Paraag Marathe on why he hopes FFP head-scratching becomes a regular feature of his job — Yorkshire Post 28/5/24
By Stuart Rayner
The season just ended was brought to you by the letters P
and S. Chairman Padraag Marathe hopes Leeds United have to get used to the
alphabet soup of football regulation.
Season 2023-24 will go down as when the Premier League
finally got serious about its profit and sustainability rules – or PSR/P&S
as it calls its version of FFP (financial fair play).
Everton were docked eight points, Nottingham Forest four.
The Premier League are coming for Leicester City when they return to their
jurisdiction this summer.
The Football League (EFL) did not hide its frustration at
being unable to catch the Foxes but clobbered Reading (six points), Wigan
Athletic (eight) and Morecambe (three).
No matter how "well-capitalised" Marathe insists
Leeds are, even after money is set aside to spruce up Elland Road and do some
preparation work for the major project – a new West Stand – earmarked for a
Premier League, there are limits on what they can spend and a "credit card
bill" for signings to pay.
Despite that, Marathe hopes PSR chat becomes a regular
Elland Road feature, not because he enjoys it or gets excited by dull
accountancy, but because he wants to constantly be pushing the envelope as
chairman.
Number-crunching will be almost as vital as scouting this
summer.
They have £73.6m in transfer instalments to pay and although
Marathe pointed out there is some to come in too, the sales of Tyler Adams and
Luis Sinisterra to Bournemouth will not cover that.
Promotion to the Premier League last Sunday would have, but
Southampton won the play-off final 1-0.
Players will have to be sold, and Leeds will hope those
reluctant to spend another season outside the top division raise enough cash to
fill the holes and Daniel Farke's kitty.
Unfortunately, Crysencio Summerville – reportedly of
interest to Liverpool and West Ham United – and Willy Gnonto – so keen to get
away last August and allegedly pining for Serie A now – did not put on great
advertisements at Wembley.

DATASET ROWS.
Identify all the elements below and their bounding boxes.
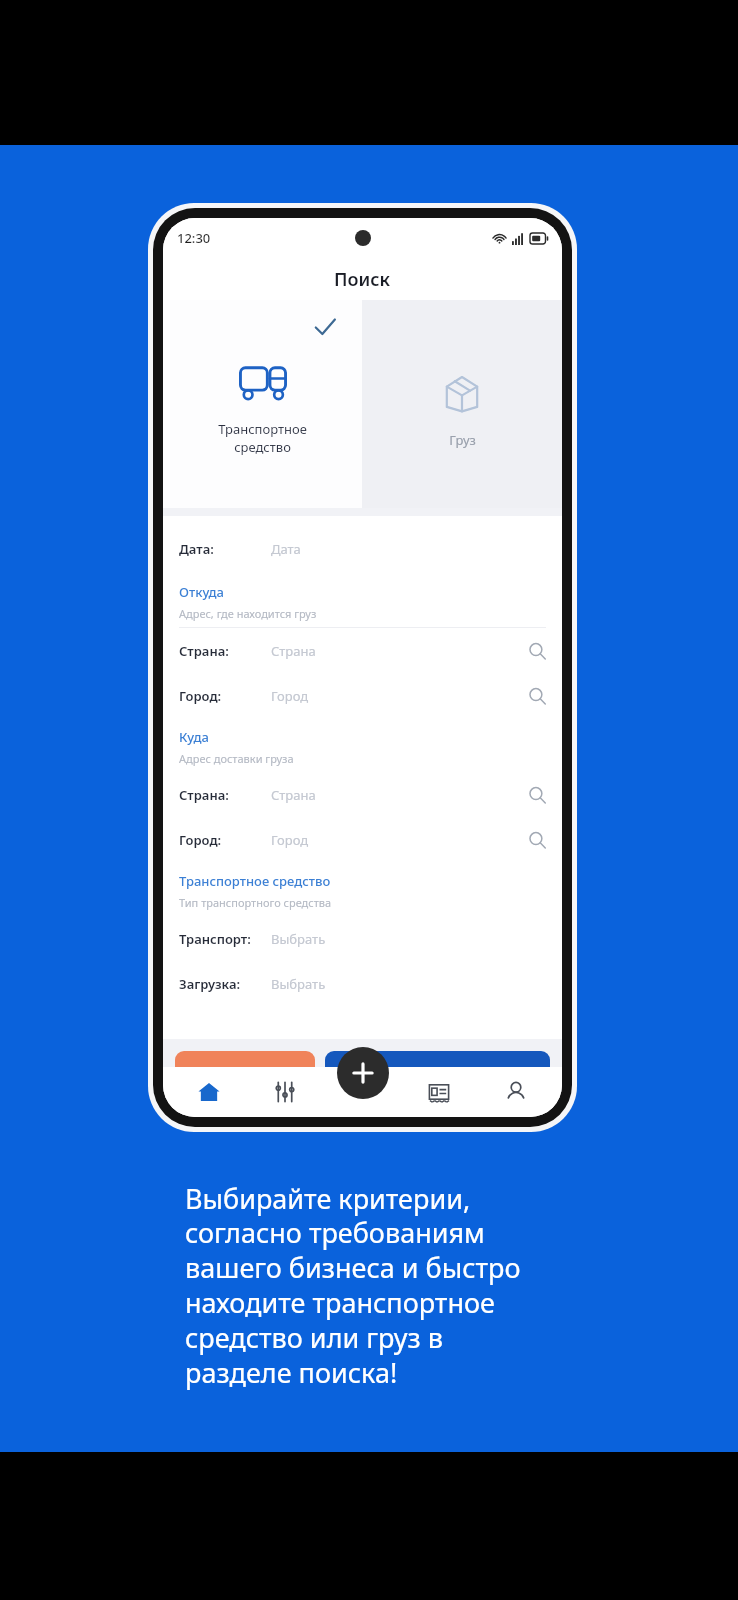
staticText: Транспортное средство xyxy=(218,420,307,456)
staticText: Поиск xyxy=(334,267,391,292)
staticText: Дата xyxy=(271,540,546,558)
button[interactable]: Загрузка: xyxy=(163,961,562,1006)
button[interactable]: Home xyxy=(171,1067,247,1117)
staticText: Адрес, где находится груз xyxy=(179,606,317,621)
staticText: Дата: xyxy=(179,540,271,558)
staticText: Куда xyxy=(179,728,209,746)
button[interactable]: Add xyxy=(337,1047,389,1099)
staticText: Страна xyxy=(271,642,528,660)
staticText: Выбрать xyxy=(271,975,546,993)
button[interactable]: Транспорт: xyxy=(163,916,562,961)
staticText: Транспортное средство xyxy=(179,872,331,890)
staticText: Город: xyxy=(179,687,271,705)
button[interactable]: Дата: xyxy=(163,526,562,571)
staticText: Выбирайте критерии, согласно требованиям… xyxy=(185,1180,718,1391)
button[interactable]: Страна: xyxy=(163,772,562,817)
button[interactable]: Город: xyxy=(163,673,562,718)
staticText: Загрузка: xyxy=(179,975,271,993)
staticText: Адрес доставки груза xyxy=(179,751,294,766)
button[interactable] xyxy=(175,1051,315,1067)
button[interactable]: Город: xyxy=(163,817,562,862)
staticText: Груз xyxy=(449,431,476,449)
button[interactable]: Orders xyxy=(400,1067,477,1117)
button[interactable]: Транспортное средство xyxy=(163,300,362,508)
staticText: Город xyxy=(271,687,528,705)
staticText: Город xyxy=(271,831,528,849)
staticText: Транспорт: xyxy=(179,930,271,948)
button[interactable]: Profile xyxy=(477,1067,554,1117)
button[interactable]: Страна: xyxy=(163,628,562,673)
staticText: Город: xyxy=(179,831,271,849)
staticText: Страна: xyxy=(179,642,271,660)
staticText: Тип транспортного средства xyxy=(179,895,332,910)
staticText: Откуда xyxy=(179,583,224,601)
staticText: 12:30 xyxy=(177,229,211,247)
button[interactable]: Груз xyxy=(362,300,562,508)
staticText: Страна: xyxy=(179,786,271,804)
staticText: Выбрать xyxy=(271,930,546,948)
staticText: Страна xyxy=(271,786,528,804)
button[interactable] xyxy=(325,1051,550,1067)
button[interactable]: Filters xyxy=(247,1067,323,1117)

--

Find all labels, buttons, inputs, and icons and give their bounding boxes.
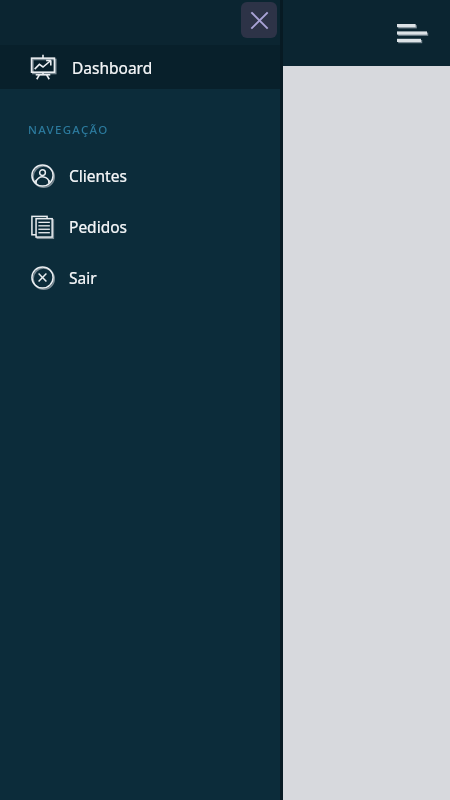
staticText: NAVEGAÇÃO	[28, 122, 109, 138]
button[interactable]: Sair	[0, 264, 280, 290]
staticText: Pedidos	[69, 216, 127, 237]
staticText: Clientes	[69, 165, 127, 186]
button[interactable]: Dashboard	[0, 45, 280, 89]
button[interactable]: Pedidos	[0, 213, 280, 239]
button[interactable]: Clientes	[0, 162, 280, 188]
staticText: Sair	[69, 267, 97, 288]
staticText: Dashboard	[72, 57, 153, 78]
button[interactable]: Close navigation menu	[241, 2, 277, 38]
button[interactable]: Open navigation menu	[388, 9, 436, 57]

TASK LIST.
1. Rewrite the paragraph of the Leeds United article that begins "The Football League (EFL) did not hide" as a short list that keeps its main facts.
2. Set down, word for word, the stretch of the Leeds United article from "The Football League" through "signings to pay.".

CORRECT ANSWERS.
1.
- The EFL was frustrated that it could not catch the Foxes.
- It punished Reading with a six-point deduction.
- It punished Wigan Athletic with an eight-point deduction.
- It punished Morecambe with a three-point deduction.

2.
The Football League (EFL) did not hide its frustration at
being unable to catch the Foxes but clobbered Reading (six points), Wigan
Athletic (eight) and Morecambe (three).
No matter how "well-capitalised" Marathe insists
Leeds are, even after money is set aside to spruce up Elland Road and do some
preparation work for the major project – a new West Stand – earmarked for a
Premier League, there are limits on what they can spend and a "credit card
bill" for signings to pay.